- TASK TO COMPLETE
From the passage on CapMan's exchange offer for Norvestia, write out the text between "The Offer Consideration corresponds" and "period (€ 1.22).", inclusive, and substitute "average trading price" for "volume-weighted average share price".

CapMan Plc ("CapMan" or the "Company") offers to acquire all of Norvestia Oyj's ("Norvestia") shares ("Norvestia's shares") and securities entitling to shares which are not held by Norvestia Group or CapMan Group in a voluntary public tender offer ("Exchange Offer"). Before the Exchange Offer, CapMan holds 28.7 per cent of Norvestia's shares.

In the Exchange Offer, CapMan offers six (6) new shares of the Company ("Offer Consideration") for each Norvestia's share. In conjunction with the arrangement, Norvestia's Board of Directors proposes to Norvestia's extraordinary general meeting that an extraordinary dividend of € 3.35 per share be paid ("Extraordinary Dividend"). The Extraordinary Dividend is conditional on the consummation of the Exchange Offer and is paid to those Norvestia shareholders, who own Norvestia's shares when CapMan announces that the conditions for consummating the Exchange Offer have been fulfilled and CapMan will consummate the Exchange Offer ("Exchange Offer Confirmation Date"). The aforementioned arrangements offer Norvestia's shareholders the opportunity to receive a considerable Extraordinary Dividend while continuing as shareholders in the group combining the businesses of CapMan and Norvestia ("Combination" and "Combined Group").

The Offer Consideration corresponds to a premium of approximately 23.2 per cent in comparison to Norvestia's volume-weighted average share price less the Extraordinary Dividend (€ 5.94) on Nasdaq Helsinki Ltd (the "Helsinki Stock Exchange") in the 30-day period prior to the announcement of the Exchange Offer ending on 2 November 2016, when the Offer Consideration is valued at the volume-weighted average share price of CapMan in the same period (€ 1.22).

- GIVEN ENTRIES

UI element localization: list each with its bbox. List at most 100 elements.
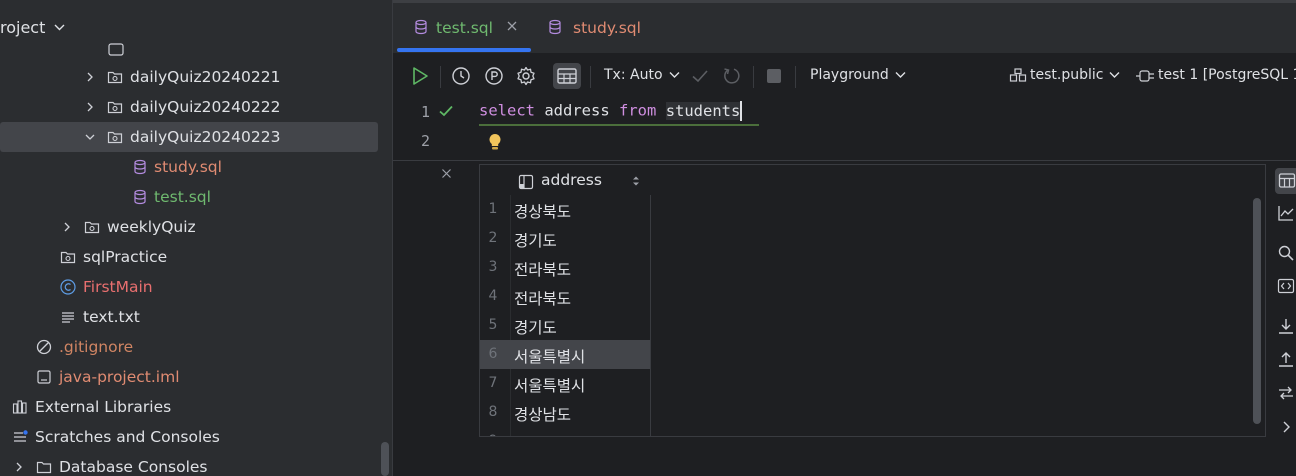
code-editor[interactable]: 1 select address from students 2: [393, 98, 1296, 158]
chart-icon[interactable]: [1277, 204, 1295, 222]
commit-icon[interactable]: [689, 65, 711, 87]
compare-icon[interactable]: [1277, 384, 1295, 402]
chevron-right-icon[interactable]: [14, 462, 24, 472]
tree-item-database-consoles[interactable]: Database Consoles: [0, 452, 392, 476]
table-row[interactable]: 8 경상남도: [480, 398, 650, 427]
table-row[interactable]: 7 서울특별시: [480, 369, 650, 398]
close-icon[interactable]: [441, 168, 452, 179]
tree-item-dailyquiz20240222[interactable]: dailyQuiz20240222: [0, 92, 392, 122]
chevron-right-icon[interactable]: [85, 72, 95, 82]
editor-area: test.sql study.sql Tx: Auto Playground t…: [392, 0, 1296, 476]
download-icon[interactable]: [1277, 317, 1295, 335]
schema-dropdown[interactable]: test.public: [1030, 67, 1120, 83]
results-grid[interactable]: address 1 경상북도 2 경기도 3 전라북도 4 전라북도 5 경기도 6 서울특별시 7 서울…: [479, 164, 1266, 437]
cell-address[interactable]: 서울특별시: [514, 345, 585, 367]
tree-item-dailyquiz20240223[interactable]: dailyQuiz20240223: [0, 122, 378, 152]
tree-item-weeklyquiz[interactable]: weeklyQuiz: [0, 212, 392, 242]
stop-icon[interactable]: [763, 65, 785, 87]
table-view-toggle[interactable]: [553, 63, 581, 89]
row-number: 8: [488, 404, 498, 420]
table-view-button[interactable]: [1275, 168, 1296, 194]
cell-address[interactable]: 전라북도: [514, 258, 571, 280]
execute-icon[interactable]: [409, 65, 431, 87]
tree-item-test-sql[interactable]: test.sql: [0, 182, 392, 212]
search-icon[interactable]: [1277, 244, 1295, 262]
upload-icon[interactable]: [1277, 350, 1295, 368]
cell-address[interactable]: 경기도: [514, 432, 557, 436]
cell-address[interactable]: 경기도: [514, 316, 557, 338]
tree-item-text-txt[interactable]: text.txt: [0, 302, 392, 332]
module-file-icon: [37, 370, 51, 384]
tree-item-java-project-iml[interactable]: java-project.iml: [0, 362, 392, 392]
tree-item-scratches[interactable]: Scratches and Consoles: [0, 422, 392, 452]
datasource-icon: [1136, 70, 1154, 82]
tree-row-partial[interactable]: [0, 34, 392, 64]
folder-icon: [108, 43, 124, 56]
datasource-dropdown[interactable]: test 1 [PostgreSQL 16: [1158, 67, 1296, 83]
text-file-icon: [62, 312, 74, 323]
tree-item-label: FirstMain: [83, 278, 153, 296]
cell-address[interactable]: 전라북도: [514, 287, 571, 309]
lightbulb-icon[interactable]: [487, 132, 503, 152]
project-scrollbar[interactable]: [381, 442, 389, 476]
tree-item-label: Scratches and Consoles: [35, 428, 220, 446]
code-brackets-icon[interactable]: [1277, 277, 1295, 295]
table-row[interactable]: 4 전라북도: [480, 282, 650, 311]
tree-item-label: External Libraries: [35, 398, 172, 416]
tab-study-sql[interactable]: study.sql: [543, 0, 663, 54]
chevron-right-icon[interactable]: [85, 102, 95, 112]
table-row[interactable]: 3 전라북도: [480, 253, 650, 282]
cell-address[interactable]: 경기도: [514, 229, 557, 251]
chevron-down-icon: [895, 72, 906, 78]
tree-item-label: test.sql: [154, 188, 211, 206]
tree-item-external-libraries[interactable]: External Libraries: [0, 392, 392, 422]
tree-item-firstmain[interactable]: FirstMain: [0, 272, 392, 302]
gear-icon[interactable]: [515, 65, 537, 87]
sql-keyword: select: [479, 101, 535, 120]
database-icon: [415, 19, 427, 35]
tab-label: study.sql: [573, 19, 641, 37]
table-row[interactable]: 2 경기도: [480, 224, 650, 253]
line-number: 2: [421, 132, 431, 150]
sort-icon[interactable]: [632, 175, 640, 187]
grid-header: address: [480, 165, 1265, 195]
text-caret: [740, 101, 743, 121]
check-icon: [439, 105, 453, 117]
package-folder-icon: [107, 71, 123, 84]
chevron-right-icon[interactable]: [1277, 418, 1295, 436]
table-row[interactable]: 6 서울특별시: [480, 340, 650, 369]
database-icon: [134, 189, 146, 205]
history-icon[interactable]: [450, 65, 472, 87]
tree-item-gitignore[interactable]: .gitignore: [0, 332, 392, 362]
rollback-icon[interactable]: [721, 65, 743, 87]
grid-scrollbar[interactable]: [1253, 198, 1261, 424]
statement-highlight: [479, 124, 759, 126]
code-line[interactable]: select address from students: [479, 101, 743, 125]
chevron-down-icon[interactable]: [54, 22, 65, 33]
playground-dropdown[interactable]: Playground: [810, 67, 906, 83]
column-divider: [650, 195, 651, 436]
tree-item-dailyquiz20240221[interactable]: dailyQuiz20240221: [0, 62, 392, 92]
editor-tab-bar: test.sql study.sql: [393, 0, 1296, 54]
chevron-down-icon[interactable]: [85, 132, 95, 142]
cell-address[interactable]: 경상남도: [514, 403, 571, 425]
chevron-down-icon: [1109, 72, 1120, 78]
table-icon: [1278, 173, 1296, 188]
close-icon[interactable]: [506, 20, 518, 32]
package-folder-icon: [107, 131, 123, 144]
cell-address[interactable]: 경상북도: [514, 200, 571, 222]
chevron-right-icon[interactable]: [62, 222, 72, 232]
row-number: 5: [488, 317, 498, 333]
table-row[interactable]: 9 경기도: [480, 427, 650, 436]
tab-test-sql[interactable]: test.sql: [393, 0, 533, 54]
table-row[interactable]: 1 경상북도: [480, 195, 650, 224]
cell-address[interactable]: 서울특별시: [514, 374, 585, 396]
tree-item-sqlpractice[interactable]: sqlPractice: [0, 242, 392, 272]
tree-item-label: study.sql: [154, 158, 222, 176]
table-row[interactable]: 5 경기도: [480, 311, 650, 340]
tree-item-study-sql[interactable]: study.sql: [0, 152, 392, 182]
column-header-address[interactable]: address: [541, 171, 602, 189]
sql-table: students: [665, 101, 741, 120]
transaction-mode-dropdown[interactable]: Tx: Auto: [604, 67, 680, 83]
explain-plan-icon[interactable]: [483, 65, 505, 87]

- THE OUTPUT
The Offer Consideration corresponds to a premium of approximately 23.2 per cent in comparison to Norvestia's average trading price less the Extraordinary Dividend (€ 5.94) on Nasdaq Helsinki Ltd (the "Helsinki Stock Exchange") in the 30-day period prior to the announcement of the Exchange Offer ending on 2 November 2016, when the Offer Consideration is valued at the average trading price of CapMan in the same period (€ 1.22).